» **GIVEN REQUEST**
Edit the listing below from its first line down to the line containing "staticText: Order Price : 3254$: [64, 1646, 394, 1692]", replacing "Order Price" with "Subtotal" and leaving everything else unchanged. Return only those lines.

» **SOURCE RECORDS**

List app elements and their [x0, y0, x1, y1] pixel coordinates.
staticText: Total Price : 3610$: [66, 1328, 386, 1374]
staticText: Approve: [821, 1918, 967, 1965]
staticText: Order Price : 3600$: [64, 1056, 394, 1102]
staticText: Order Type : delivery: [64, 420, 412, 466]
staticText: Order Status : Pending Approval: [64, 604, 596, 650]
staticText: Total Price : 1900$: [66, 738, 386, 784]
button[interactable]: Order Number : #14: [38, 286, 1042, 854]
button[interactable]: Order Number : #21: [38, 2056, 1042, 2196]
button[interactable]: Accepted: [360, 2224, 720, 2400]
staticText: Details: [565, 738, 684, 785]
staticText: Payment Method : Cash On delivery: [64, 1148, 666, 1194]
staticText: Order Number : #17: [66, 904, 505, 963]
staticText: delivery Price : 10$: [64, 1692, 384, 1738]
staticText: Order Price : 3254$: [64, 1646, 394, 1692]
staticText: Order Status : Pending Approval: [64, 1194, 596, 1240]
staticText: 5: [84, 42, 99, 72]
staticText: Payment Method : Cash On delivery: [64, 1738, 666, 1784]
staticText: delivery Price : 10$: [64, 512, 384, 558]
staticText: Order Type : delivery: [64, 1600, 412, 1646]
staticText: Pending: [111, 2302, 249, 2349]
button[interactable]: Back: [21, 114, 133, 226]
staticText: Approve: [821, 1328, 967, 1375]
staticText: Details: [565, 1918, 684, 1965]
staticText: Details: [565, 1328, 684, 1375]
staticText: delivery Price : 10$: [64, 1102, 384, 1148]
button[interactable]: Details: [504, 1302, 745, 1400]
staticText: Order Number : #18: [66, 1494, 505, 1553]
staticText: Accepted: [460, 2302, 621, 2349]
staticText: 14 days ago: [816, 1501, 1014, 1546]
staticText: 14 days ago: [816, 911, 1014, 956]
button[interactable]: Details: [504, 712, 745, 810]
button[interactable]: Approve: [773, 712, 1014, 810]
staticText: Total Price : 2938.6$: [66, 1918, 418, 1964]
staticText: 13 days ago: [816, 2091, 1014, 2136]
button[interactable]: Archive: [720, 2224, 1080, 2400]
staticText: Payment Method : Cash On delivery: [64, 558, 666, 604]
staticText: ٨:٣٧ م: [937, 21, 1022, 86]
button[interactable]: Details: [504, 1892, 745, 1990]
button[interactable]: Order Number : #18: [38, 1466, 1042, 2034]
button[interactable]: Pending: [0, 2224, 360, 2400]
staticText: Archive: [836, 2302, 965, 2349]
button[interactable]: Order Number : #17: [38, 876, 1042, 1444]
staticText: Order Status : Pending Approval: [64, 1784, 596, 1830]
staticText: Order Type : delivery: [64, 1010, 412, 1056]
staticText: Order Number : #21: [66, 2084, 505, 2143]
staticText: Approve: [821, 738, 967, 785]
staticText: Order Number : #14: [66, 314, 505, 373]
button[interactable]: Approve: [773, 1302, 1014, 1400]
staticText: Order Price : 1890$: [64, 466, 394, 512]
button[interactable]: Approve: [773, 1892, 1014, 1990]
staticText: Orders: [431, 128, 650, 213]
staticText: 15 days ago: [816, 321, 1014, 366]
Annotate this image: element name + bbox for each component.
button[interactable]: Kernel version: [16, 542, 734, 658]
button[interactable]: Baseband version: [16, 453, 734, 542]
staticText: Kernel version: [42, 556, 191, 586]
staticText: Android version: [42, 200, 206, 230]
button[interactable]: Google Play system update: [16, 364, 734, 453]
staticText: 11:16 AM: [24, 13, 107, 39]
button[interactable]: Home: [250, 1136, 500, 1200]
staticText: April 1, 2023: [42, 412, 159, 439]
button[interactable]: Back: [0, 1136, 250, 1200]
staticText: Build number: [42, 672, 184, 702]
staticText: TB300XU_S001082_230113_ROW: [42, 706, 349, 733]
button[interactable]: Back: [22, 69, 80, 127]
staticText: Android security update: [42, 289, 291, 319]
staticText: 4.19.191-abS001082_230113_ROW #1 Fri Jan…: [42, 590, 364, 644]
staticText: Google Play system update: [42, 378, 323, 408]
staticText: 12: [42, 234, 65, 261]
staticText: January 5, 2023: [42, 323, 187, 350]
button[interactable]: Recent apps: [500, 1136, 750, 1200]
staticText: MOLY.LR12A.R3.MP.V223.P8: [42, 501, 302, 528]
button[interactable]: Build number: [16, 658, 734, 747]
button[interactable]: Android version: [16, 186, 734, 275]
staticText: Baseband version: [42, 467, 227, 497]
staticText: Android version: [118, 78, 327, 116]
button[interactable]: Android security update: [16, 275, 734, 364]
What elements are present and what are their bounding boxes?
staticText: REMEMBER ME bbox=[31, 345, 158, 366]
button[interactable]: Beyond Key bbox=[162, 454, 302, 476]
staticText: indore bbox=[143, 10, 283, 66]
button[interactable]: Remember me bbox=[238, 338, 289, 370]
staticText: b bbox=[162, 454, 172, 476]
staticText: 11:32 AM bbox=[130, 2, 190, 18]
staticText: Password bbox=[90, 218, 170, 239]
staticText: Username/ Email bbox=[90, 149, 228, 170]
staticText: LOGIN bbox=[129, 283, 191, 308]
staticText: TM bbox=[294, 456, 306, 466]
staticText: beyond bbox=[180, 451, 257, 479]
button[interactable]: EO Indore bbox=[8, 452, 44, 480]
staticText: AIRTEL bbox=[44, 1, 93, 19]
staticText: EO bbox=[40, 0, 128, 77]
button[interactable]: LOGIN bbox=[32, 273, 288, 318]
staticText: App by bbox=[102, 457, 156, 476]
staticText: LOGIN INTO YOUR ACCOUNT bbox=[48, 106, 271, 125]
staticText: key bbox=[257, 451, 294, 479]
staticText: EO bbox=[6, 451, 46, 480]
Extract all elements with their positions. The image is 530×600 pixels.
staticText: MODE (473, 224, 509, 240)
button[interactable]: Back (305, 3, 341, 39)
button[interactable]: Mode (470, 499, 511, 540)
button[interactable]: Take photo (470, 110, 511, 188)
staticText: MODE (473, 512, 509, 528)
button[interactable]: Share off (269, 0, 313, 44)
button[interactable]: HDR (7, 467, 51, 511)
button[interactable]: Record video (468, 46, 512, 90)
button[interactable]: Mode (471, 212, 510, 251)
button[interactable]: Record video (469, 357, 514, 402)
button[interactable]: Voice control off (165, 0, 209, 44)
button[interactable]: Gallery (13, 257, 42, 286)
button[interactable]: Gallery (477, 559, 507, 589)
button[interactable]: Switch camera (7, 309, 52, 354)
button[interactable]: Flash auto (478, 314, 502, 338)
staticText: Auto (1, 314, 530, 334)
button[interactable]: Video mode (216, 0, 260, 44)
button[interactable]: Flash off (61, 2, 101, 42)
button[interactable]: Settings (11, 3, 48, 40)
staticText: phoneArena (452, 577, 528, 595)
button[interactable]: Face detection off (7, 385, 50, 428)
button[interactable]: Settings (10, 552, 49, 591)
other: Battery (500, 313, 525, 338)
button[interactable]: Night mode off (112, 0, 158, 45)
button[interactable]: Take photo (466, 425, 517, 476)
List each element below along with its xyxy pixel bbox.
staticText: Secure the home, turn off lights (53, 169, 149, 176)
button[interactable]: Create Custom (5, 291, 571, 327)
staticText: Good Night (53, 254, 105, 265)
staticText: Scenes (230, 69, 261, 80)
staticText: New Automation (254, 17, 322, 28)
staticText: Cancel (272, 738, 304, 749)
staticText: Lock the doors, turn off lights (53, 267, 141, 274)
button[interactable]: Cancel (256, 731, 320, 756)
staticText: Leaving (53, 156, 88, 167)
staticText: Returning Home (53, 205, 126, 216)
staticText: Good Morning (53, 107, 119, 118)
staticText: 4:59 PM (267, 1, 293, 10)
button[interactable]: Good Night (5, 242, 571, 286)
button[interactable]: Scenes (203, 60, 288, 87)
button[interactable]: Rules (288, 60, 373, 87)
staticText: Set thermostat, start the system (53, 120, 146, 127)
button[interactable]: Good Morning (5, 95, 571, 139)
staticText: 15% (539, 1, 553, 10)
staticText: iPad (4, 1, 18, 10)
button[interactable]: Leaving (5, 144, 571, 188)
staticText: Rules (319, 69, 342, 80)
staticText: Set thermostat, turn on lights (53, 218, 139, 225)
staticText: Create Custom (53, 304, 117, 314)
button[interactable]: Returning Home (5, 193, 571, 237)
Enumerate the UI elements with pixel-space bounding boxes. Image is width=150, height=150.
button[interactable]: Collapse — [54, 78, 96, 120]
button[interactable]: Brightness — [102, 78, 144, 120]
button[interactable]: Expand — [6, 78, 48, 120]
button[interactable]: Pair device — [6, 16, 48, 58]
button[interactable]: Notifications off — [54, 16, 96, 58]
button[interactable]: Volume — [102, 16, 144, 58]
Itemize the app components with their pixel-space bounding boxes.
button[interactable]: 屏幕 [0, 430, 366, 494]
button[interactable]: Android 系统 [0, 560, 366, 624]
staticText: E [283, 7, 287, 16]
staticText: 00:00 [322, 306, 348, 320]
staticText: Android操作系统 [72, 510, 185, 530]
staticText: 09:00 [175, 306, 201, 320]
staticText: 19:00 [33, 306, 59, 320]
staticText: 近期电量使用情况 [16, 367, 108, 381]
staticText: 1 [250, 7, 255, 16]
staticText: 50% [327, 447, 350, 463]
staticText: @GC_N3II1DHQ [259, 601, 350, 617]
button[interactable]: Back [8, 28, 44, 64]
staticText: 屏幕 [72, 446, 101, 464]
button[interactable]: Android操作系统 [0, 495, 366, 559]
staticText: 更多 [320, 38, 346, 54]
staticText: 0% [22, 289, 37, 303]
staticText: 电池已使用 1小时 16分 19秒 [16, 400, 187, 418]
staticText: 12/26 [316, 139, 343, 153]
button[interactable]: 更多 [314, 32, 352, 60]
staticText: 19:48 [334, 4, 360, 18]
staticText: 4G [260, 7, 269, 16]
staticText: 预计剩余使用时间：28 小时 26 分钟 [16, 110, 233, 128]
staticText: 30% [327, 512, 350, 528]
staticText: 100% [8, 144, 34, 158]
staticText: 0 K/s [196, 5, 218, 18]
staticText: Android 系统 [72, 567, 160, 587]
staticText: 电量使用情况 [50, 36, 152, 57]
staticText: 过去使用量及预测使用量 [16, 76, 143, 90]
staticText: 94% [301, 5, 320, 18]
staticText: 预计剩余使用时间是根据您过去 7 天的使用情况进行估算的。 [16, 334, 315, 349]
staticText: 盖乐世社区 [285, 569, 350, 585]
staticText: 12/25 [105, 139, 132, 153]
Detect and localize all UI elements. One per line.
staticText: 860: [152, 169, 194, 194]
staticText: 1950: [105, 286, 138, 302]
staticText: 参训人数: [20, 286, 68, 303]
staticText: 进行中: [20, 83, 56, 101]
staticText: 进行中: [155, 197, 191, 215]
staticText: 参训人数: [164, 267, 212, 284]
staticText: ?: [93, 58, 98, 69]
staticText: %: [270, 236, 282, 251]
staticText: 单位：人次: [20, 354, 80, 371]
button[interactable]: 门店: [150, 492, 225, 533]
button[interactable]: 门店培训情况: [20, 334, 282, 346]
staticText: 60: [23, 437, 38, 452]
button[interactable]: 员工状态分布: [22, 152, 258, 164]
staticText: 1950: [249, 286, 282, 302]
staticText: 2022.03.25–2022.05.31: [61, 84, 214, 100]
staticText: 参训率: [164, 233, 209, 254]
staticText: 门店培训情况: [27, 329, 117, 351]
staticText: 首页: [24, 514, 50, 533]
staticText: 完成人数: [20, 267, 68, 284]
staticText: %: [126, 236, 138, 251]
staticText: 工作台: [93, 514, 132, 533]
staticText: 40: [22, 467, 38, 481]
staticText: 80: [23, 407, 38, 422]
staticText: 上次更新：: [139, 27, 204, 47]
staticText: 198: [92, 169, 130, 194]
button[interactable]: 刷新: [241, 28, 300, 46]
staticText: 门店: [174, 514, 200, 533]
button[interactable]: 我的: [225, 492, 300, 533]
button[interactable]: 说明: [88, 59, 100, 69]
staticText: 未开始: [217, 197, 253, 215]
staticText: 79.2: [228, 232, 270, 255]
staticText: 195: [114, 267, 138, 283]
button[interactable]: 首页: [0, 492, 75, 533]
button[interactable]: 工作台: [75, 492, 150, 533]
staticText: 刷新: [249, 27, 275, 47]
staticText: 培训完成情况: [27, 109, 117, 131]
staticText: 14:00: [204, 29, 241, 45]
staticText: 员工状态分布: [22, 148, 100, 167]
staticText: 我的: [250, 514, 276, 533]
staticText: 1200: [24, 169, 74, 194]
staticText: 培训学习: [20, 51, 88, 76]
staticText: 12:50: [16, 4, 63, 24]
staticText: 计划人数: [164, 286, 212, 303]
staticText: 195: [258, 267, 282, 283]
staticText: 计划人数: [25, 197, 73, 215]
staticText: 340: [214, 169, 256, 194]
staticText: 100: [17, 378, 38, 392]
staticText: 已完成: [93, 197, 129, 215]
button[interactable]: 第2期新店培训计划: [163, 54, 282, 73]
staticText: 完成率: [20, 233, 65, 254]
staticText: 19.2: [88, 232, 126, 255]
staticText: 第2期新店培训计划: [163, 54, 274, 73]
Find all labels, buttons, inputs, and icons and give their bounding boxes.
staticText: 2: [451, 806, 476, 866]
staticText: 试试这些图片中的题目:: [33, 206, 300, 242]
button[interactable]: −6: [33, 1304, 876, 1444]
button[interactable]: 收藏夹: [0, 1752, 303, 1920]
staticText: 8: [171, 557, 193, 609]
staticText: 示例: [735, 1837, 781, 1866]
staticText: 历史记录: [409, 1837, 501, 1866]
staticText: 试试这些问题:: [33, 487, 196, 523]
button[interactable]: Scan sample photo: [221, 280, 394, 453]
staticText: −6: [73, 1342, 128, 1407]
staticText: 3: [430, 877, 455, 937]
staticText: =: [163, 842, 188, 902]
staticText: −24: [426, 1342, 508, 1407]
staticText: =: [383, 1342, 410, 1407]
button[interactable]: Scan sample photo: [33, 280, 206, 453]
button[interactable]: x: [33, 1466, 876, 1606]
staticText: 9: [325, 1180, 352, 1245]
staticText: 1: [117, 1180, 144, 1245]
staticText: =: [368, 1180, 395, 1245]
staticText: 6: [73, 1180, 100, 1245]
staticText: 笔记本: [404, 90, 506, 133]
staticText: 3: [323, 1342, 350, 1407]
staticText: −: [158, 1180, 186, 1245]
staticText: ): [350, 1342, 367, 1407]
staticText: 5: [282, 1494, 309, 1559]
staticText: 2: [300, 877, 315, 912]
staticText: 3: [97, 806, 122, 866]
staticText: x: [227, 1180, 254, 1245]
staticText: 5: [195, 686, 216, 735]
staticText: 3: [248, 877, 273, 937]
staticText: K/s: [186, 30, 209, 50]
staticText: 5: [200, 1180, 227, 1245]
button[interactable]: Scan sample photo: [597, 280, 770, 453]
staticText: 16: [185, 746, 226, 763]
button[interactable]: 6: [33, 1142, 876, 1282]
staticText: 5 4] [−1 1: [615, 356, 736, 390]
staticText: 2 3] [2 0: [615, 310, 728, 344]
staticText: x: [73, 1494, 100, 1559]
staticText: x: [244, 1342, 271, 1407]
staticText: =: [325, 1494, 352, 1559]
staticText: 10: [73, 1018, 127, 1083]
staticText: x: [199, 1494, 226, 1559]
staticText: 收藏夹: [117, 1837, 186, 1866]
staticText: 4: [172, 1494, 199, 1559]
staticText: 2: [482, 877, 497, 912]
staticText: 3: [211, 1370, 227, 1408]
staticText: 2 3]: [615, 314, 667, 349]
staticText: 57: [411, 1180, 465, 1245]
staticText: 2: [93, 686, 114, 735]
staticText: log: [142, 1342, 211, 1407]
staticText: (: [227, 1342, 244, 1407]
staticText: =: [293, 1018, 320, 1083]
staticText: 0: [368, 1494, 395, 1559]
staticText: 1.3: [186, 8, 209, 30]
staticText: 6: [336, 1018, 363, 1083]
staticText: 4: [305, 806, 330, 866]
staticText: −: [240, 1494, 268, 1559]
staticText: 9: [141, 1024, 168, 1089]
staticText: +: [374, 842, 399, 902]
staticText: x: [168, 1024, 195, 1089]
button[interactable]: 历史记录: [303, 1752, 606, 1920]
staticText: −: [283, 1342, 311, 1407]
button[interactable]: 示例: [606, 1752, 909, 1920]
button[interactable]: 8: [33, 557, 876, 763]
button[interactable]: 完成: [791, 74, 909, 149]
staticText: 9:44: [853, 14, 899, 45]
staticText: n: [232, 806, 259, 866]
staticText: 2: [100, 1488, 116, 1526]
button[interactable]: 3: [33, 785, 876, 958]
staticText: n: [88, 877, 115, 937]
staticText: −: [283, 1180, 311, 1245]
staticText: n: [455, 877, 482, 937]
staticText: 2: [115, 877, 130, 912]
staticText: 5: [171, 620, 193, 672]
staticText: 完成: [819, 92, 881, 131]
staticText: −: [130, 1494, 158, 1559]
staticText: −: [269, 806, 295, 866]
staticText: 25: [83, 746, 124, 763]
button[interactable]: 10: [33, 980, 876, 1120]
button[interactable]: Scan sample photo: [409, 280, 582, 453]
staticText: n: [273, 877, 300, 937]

» **RESPONSE TO THE TASK**
List app elements and their [x0, y0, x1, y1] pixel coordinates.
staticText: Total Price : 3610$: [66, 1328, 386, 1374]
staticText: Approve: [821, 1918, 967, 1965]
staticText: Subtotal : 3600$: [64, 1056, 394, 1102]
staticText: Order Type : delivery: [64, 420, 412, 466]
staticText: Order Status : Pending Approval: [64, 604, 596, 650]
staticText: Total Price : 1900$: [66, 738, 386, 784]
button[interactable]: Order Number : #14: [38, 286, 1042, 854]
button[interactable]: Order Number : #21: [38, 2056, 1042, 2196]
button[interactable]: Accepted: [360, 2224, 720, 2400]
staticText: Details: [565, 738, 684, 785]
staticText: Payment Method : Cash On delivery: [64, 1148, 666, 1194]
staticText: Order Number : #17: [66, 904, 505, 963]
staticText: delivery Price : 10$: [64, 1692, 384, 1738]
staticText: Subtotal : 3254$: [64, 1646, 394, 1692]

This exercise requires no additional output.